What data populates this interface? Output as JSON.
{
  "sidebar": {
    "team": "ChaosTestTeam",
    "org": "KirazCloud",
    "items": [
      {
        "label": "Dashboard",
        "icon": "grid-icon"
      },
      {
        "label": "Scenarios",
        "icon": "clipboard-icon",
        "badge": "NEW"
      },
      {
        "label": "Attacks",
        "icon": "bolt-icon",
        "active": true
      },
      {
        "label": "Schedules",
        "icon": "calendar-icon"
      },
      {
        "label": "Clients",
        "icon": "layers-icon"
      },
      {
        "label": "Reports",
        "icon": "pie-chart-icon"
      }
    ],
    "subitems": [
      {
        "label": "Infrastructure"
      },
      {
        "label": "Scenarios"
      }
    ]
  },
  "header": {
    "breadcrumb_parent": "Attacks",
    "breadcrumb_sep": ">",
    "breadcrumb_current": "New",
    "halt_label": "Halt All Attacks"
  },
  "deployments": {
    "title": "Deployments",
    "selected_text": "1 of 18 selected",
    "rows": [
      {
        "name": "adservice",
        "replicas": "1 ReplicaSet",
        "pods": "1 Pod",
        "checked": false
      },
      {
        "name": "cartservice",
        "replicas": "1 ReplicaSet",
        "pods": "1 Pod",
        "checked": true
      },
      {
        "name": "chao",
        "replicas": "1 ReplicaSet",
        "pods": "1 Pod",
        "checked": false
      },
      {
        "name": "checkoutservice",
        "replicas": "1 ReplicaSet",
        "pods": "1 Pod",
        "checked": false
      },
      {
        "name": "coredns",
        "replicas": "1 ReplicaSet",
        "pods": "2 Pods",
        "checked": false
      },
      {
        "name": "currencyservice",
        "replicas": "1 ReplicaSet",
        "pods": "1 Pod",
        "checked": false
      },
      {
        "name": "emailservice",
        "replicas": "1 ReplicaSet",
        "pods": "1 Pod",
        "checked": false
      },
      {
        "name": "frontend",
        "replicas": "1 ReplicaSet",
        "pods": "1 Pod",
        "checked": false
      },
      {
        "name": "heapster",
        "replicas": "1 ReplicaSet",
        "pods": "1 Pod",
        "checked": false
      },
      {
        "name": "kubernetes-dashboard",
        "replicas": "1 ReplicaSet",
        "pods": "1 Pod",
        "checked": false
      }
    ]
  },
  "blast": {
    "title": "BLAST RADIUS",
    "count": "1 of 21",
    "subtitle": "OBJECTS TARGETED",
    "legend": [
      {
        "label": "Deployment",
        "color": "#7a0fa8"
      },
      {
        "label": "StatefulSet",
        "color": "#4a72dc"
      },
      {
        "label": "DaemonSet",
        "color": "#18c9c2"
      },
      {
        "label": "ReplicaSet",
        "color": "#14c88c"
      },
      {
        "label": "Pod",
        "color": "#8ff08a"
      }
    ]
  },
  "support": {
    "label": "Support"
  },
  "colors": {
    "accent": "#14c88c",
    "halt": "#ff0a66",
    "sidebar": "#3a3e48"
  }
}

○ ○ ○

> _Task directions_:
List all lines in the material containing the string "icon".

> _Written answer_:
        "icon": "grid-icon"
        "icon": "clipboard-icon",
        "icon": "bolt-icon",
        "icon": "calendar-icon"
        "icon": "layers-icon"
        "icon": "pie-chart-icon"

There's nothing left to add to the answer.